### The task
Which lines hold the word "datos"? Show each of them.

### Material
---
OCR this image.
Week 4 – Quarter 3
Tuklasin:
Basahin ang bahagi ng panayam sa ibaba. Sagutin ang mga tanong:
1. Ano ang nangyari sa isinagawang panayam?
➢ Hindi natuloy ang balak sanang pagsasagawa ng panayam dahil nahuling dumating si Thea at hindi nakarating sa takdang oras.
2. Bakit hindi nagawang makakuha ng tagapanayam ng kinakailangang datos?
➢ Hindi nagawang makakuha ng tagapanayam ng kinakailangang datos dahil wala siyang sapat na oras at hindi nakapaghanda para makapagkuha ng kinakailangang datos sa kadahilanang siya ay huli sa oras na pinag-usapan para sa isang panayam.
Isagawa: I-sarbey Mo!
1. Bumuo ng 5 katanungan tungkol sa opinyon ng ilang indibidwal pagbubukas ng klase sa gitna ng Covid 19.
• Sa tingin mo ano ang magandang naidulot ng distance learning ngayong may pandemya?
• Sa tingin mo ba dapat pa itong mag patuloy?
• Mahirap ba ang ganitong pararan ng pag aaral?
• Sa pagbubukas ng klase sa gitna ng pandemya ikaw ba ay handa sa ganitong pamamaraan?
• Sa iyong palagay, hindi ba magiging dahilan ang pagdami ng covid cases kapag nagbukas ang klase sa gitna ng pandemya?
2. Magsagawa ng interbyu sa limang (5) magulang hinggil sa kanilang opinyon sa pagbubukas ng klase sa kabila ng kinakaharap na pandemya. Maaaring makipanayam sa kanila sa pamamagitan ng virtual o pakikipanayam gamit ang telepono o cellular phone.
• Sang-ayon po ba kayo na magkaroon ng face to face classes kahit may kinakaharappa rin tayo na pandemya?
---
### Exercise answer
2. Bakit hindi nagawang makakuha ng tagapanayam ng kinakailangang datos?
➢ Hindi nagawang makakuha ng tagapanayam ng kinakailangang datos dahil wala siyang sapat na oras at hindi nakapaghanda para makapagkuha ng kinakailangang datos sa kadahilanang siya ay huli sa oras na pinag-usapan para sa isang panayam.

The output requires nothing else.